Data tied to figure images
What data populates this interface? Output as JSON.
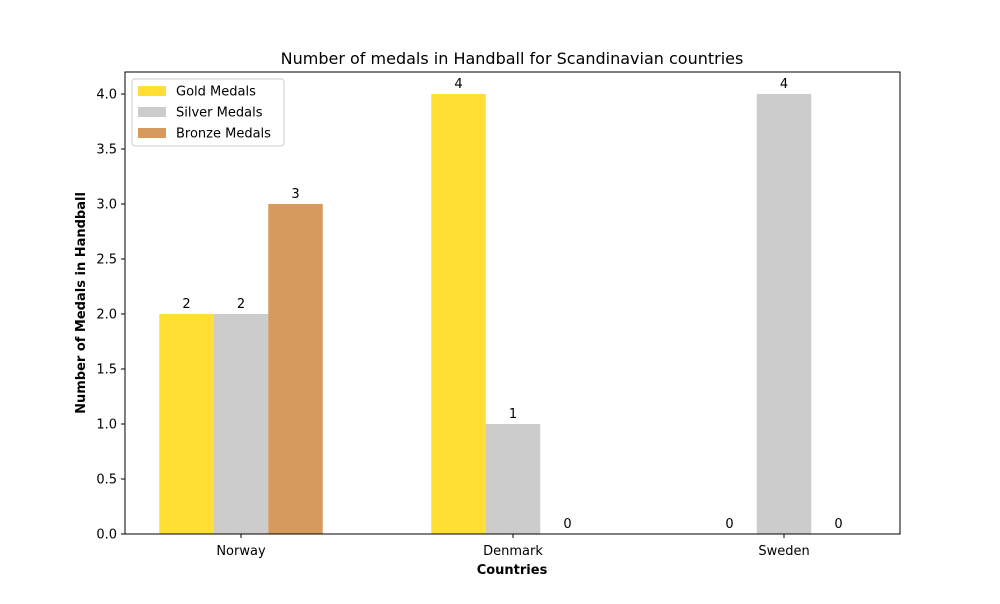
{
  "chart_data": {
    "type": "bar",
    "title": "Number of medals in Handball for Scandinavian countries",
    "xlabel": "Countries",
    "ylabel": "Number of Medals in Handball",
    "categories": [
      "Norway",
      "Denmark",
      "Sweden"
    ],
    "series": [
      {
        "name": "Gold Medals",
        "values": [
          2,
          4,
          0
        ],
        "color": "#FFDF33"
      },
      {
        "name": "Silver Medals",
        "values": [
          2,
          1,
          4
        ],
        "color": "#CCCCCC"
      },
      {
        "name": "Bronze Medals",
        "values": [
          3,
          0,
          0
        ],
        "color": "#D69A5C"
      }
    ],
    "ylim": [
      0,
      4.2
    ],
    "yticks": [
      "0.0",
      "0.5",
      "1.0",
      "1.5",
      "2.0",
      "2.5",
      "3.0",
      "3.5",
      "4.0"
    ],
    "legend_position": "top-left",
    "grid": false
  }
}
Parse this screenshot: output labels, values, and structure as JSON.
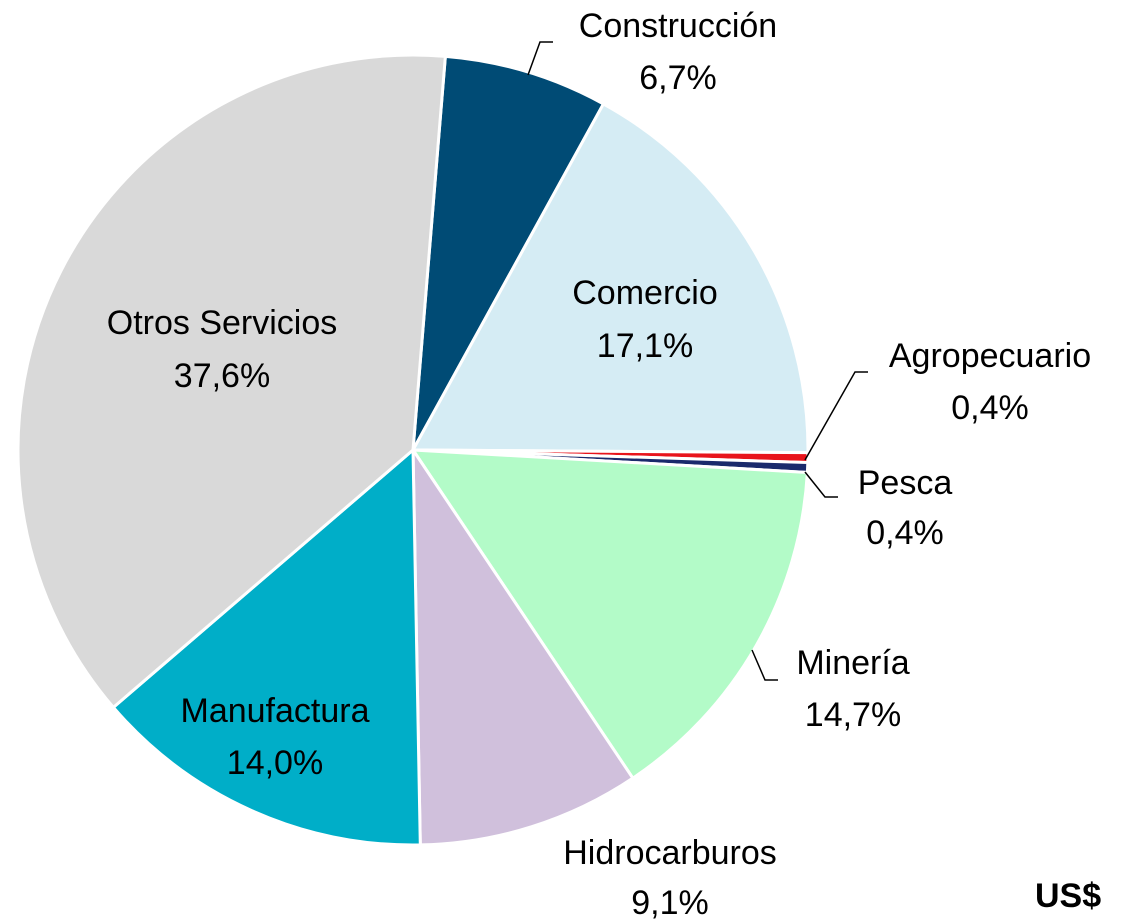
{
  "chart_data": {
    "type": "pie",
    "categories": [
      "Construcción",
      "Comercio",
      "Agropecuario",
      "Pesca",
      "Minería",
      "Hidrocarburos",
      "Manufactura",
      "Otros Servicios"
    ],
    "values": [
      6.7,
      17.1,
      0.4,
      0.4,
      14.7,
      9.1,
      14.0,
      37.6
    ],
    "value_labels": [
      "6,7%",
      "17,1%",
      "0,4%",
      "0,4%",
      "14,7%",
      "9,1%",
      "14,0%",
      "37,6%"
    ],
    "colors": [
      "#004b75",
      "#d5ecf4",
      "#e8141c",
      "#1a2a6c",
      "#b3fbc8",
      "#d0c0dc",
      "#00aec8",
      "#d9d9d9"
    ],
    "annotation": "US$"
  }
}
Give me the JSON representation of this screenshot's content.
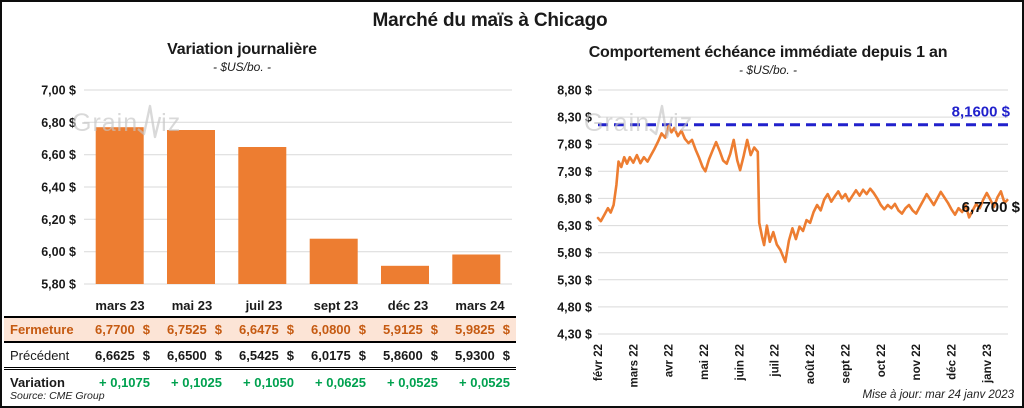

• **What you have to do**: Across the entries, how many lines hold the word "Handball"? Say only the number.

• **Response below**: 2